>> Begin RECORDS FOR THE TASK
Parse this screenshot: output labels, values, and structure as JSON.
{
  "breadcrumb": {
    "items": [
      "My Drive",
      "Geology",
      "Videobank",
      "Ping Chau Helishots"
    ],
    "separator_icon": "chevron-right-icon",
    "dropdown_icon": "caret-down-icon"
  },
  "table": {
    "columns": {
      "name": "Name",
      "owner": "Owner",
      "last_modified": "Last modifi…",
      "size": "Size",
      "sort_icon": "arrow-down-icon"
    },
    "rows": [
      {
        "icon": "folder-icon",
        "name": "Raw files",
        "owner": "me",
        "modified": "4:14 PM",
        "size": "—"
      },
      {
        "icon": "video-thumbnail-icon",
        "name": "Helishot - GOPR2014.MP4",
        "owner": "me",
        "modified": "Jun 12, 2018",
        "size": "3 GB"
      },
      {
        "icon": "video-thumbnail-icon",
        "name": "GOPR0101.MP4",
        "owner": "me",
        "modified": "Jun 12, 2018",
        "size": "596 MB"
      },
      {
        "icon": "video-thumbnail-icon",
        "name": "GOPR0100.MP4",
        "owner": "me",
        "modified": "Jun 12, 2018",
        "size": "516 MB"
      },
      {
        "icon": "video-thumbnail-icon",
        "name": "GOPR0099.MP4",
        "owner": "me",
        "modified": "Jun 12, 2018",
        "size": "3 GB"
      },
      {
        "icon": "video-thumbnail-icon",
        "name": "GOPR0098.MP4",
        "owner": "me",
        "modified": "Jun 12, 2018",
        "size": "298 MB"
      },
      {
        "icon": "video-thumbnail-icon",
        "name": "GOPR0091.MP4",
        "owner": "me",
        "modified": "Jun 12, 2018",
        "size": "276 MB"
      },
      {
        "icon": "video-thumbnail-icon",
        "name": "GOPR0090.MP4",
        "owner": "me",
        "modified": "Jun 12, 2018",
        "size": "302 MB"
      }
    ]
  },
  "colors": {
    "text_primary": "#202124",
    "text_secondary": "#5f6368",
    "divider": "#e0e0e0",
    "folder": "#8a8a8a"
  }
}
>> End RECORDS FOR THE TASK
• OBJECTIVE
Give every line of the material again, exactly as it reads.

• REPLY
Parse this screenshot: output labels, values, and structure as JSON.
{
  "breadcrumb": {
    "items": [
      "My Drive",
      "Geology",
      "Videobank",
      "Ping Chau Helishots"
    ],
    "separator_icon": "chevron-right-icon",
    "dropdown_icon": "caret-down-icon"
  },
  "table": {
    "columns": {
      "name": "Name",
      "owner": "Owner",
      "last_modified": "Last modifi…",
      "size": "Size",
      "sort_icon": "arrow-down-icon"
    },
    "rows": [
      {
        "icon": "folder-icon",
        "name": "Raw files",
        "owner": "me",
        "modified": "4:14 PM",
        "size": "—"
      },
      {
        "icon": "video-thumbnail-icon",
        "name": "Helishot - GOPR2014.MP4",
        "owner": "me",
        "modified": "Jun 12, 2018",
        "size": "3 GB"
      },
      {
        "icon": "video-thumbnail-icon",
        "name": "GOPR0101.MP4",
        "owner": "me",
        "modified": "Jun 12, 2018",
        "size": "596 MB"
      },
      {
        "icon": "video-thumbnail-icon",
        "name": "GOPR0100.MP4",
        "owner": "me",
        "modified": "Jun 12, 2018",
        "size": "516 MB"
      },
      {
        "icon": "video-thumbnail-icon",
        "name": "GOPR0099.MP4",
        "owner": "me",
        "modified": "Jun 12, 2018",
        "size": "3 GB"
      },
      {
        "icon": "video-thumbnail-icon",
        "name": "GOPR0098.MP4",
        "owner": "me",
        "modified": "Jun 12, 2018",
        "size": "298 MB"
      },
      {
        "icon": "video-thumbnail-icon",
        "name": "GOPR0091.MP4",
        "owner": "me",
        "modified": "Jun 12, 2018",
        "size": "276 MB"
      },
      {
        "icon": "video-thumbnail-icon",
        "name": "GOPR0090.MP4",
        "owner": "me",
        "modified": "Jun 12, 2018",
        "size": "302 MB"
      }
    ]
  },
  "colors": {
    "text_primary": "#202124",
    "text_secondary": "#5f6368",
    "divider": "#e0e0e0",
    "folder": "#8a8a8a"
  }
}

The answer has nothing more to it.